-- Direction --
Give the number of lines that contain the string "None", and nothing else.
════════════════
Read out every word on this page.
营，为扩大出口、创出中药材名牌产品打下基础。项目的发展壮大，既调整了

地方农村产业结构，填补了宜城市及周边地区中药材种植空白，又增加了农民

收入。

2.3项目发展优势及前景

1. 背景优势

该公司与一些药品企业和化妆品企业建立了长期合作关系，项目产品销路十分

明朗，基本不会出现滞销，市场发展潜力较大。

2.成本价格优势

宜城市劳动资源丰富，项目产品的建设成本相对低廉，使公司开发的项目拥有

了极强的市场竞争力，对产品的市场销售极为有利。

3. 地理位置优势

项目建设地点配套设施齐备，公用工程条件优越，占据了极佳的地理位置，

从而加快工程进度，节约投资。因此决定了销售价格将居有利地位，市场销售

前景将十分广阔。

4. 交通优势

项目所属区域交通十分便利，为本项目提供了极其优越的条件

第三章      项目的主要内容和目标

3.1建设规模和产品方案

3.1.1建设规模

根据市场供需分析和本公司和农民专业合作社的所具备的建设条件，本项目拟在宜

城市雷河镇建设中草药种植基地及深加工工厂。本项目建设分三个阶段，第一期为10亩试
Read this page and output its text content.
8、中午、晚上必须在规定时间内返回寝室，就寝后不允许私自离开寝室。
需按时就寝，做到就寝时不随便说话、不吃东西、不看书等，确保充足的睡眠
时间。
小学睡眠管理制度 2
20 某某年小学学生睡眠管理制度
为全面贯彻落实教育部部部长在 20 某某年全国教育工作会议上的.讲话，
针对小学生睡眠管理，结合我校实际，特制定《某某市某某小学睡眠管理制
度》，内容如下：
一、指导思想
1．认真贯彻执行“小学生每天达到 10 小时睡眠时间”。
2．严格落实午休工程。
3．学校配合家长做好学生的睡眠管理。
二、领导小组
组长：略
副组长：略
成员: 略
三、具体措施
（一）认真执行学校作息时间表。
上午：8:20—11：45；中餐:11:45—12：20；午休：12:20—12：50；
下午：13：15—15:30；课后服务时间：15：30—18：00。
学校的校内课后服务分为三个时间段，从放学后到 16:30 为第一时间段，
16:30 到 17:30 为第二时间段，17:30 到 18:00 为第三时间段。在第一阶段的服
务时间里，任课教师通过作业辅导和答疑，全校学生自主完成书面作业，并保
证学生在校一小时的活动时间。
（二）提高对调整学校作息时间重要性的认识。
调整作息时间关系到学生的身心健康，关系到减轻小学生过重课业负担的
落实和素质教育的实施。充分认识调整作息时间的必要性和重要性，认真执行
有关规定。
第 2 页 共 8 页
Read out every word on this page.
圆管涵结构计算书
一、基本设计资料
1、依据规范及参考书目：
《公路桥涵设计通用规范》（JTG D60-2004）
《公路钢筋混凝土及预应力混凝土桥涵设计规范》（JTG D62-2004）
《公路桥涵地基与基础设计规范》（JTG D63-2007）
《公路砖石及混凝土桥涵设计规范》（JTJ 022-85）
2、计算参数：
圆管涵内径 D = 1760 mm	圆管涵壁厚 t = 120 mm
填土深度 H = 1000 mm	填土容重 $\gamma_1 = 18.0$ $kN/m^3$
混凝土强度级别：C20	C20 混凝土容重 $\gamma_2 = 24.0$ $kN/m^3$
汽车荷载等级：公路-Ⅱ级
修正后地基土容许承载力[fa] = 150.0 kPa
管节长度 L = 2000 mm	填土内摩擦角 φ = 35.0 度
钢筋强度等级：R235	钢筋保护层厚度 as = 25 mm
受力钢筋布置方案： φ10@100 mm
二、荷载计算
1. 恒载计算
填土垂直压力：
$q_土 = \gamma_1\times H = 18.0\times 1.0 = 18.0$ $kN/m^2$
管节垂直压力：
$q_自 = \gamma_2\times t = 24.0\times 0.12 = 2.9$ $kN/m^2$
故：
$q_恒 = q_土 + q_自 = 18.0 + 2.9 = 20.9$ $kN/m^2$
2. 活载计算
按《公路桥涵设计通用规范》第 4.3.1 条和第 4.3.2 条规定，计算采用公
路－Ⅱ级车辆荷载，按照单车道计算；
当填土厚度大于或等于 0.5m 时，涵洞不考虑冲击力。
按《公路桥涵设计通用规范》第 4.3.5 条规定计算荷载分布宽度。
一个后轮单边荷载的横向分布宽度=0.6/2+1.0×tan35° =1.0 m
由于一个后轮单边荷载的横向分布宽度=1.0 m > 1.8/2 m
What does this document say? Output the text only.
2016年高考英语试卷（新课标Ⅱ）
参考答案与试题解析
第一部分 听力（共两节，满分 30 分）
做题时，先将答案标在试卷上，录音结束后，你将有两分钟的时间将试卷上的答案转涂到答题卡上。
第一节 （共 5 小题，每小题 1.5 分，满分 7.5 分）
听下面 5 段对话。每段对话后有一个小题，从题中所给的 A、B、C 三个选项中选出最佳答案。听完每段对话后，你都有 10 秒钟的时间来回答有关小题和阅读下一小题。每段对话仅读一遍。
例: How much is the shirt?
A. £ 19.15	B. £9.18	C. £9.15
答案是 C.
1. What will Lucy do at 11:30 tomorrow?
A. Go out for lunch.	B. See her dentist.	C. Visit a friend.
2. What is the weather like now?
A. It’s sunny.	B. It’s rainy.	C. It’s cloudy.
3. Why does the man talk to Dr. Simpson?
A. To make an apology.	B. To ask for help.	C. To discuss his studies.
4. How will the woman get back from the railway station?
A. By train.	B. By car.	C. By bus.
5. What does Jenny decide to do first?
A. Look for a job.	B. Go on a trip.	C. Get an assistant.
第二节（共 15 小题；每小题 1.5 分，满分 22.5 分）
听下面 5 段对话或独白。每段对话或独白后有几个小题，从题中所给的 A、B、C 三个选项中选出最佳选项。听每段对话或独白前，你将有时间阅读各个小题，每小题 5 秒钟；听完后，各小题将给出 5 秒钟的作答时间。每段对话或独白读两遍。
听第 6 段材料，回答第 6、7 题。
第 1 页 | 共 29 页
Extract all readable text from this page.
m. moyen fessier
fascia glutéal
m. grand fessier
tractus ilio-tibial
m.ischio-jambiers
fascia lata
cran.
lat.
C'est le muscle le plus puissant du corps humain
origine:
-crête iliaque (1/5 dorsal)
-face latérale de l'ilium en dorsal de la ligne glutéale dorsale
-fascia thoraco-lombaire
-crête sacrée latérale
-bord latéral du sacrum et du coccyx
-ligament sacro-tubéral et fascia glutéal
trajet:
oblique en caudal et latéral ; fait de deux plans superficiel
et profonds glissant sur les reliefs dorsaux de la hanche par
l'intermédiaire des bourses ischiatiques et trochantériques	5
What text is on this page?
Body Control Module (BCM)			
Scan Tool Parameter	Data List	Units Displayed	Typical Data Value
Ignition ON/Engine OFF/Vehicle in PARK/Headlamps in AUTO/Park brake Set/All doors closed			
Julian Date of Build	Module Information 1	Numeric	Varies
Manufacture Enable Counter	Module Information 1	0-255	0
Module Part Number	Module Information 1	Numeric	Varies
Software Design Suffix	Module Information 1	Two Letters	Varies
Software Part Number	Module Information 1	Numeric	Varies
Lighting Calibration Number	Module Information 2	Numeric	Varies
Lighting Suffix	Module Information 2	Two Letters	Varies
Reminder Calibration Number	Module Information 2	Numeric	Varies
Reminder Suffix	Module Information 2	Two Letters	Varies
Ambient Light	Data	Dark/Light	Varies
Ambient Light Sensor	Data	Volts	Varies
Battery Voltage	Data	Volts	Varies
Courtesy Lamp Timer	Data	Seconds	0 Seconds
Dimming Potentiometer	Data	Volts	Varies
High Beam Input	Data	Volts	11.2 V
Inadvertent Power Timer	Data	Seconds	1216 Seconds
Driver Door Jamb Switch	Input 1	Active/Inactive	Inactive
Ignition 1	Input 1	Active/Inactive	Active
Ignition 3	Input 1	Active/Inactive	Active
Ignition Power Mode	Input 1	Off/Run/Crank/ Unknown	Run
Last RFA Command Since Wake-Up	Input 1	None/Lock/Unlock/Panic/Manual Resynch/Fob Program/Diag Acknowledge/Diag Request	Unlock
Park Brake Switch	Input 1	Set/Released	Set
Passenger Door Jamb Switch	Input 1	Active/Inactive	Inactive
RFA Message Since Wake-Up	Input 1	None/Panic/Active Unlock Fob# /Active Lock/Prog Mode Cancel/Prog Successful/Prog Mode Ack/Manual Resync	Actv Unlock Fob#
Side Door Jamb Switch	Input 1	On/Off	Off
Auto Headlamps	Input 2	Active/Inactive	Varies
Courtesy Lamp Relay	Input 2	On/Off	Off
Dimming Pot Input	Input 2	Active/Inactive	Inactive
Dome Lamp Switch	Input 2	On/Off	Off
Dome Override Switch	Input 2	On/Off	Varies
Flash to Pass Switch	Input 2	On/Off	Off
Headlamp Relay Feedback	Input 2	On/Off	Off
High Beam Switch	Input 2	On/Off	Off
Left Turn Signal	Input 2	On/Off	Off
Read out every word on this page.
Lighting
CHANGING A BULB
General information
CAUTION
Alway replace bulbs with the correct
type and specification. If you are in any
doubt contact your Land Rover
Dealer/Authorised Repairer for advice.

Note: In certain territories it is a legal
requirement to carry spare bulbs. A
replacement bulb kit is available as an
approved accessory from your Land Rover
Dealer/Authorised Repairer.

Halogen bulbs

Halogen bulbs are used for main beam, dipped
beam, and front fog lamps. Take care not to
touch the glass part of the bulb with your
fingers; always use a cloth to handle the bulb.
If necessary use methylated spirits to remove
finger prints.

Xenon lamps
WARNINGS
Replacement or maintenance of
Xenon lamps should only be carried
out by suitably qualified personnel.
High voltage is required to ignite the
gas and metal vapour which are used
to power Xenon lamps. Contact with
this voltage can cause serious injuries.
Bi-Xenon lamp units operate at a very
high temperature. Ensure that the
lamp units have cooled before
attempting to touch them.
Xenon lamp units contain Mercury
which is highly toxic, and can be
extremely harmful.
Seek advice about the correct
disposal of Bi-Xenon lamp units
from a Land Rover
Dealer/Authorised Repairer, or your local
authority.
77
════════════════
-- Answer in full --
2